WHAT THIS TASK INVOLVES =
Using the material below, copy every line where "Title" appears.

MATERIAL FOR THIS EXERCISE =
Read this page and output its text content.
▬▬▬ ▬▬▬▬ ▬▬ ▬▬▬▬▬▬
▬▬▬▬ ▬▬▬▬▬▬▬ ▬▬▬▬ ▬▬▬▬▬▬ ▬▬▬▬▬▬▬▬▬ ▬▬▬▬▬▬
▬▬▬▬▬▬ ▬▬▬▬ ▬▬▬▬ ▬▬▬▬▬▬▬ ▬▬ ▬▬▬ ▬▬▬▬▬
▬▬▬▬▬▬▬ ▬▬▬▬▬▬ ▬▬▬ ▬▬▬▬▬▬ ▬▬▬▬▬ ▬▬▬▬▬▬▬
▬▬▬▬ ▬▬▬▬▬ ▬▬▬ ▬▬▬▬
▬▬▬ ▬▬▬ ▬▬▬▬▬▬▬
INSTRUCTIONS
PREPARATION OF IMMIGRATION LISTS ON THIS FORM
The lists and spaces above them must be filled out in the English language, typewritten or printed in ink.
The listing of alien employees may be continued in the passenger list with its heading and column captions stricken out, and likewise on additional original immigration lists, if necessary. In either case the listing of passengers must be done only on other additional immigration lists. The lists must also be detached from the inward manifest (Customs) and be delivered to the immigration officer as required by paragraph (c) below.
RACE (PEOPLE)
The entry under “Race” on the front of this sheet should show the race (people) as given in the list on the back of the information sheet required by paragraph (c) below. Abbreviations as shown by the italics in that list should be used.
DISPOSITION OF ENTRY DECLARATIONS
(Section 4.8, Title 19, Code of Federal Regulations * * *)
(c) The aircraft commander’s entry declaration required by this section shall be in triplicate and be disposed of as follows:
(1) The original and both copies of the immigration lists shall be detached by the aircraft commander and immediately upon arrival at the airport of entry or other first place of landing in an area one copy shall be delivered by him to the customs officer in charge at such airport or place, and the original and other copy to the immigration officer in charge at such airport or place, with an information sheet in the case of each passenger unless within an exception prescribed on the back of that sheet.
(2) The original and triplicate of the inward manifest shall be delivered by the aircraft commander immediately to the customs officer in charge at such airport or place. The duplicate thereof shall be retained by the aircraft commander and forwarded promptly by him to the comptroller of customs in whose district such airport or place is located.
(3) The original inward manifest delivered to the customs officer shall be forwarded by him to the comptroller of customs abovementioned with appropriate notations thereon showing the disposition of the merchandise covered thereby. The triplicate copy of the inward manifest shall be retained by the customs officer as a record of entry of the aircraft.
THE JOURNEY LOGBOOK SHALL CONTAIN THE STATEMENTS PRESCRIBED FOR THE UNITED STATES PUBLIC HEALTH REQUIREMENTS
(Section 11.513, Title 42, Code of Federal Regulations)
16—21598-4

ANSWER BELOW =
(Section 4.8, Title 19, Code of Federal Regulations * * *)
(Section 11.513, Title 42, Code of Federal Regulations)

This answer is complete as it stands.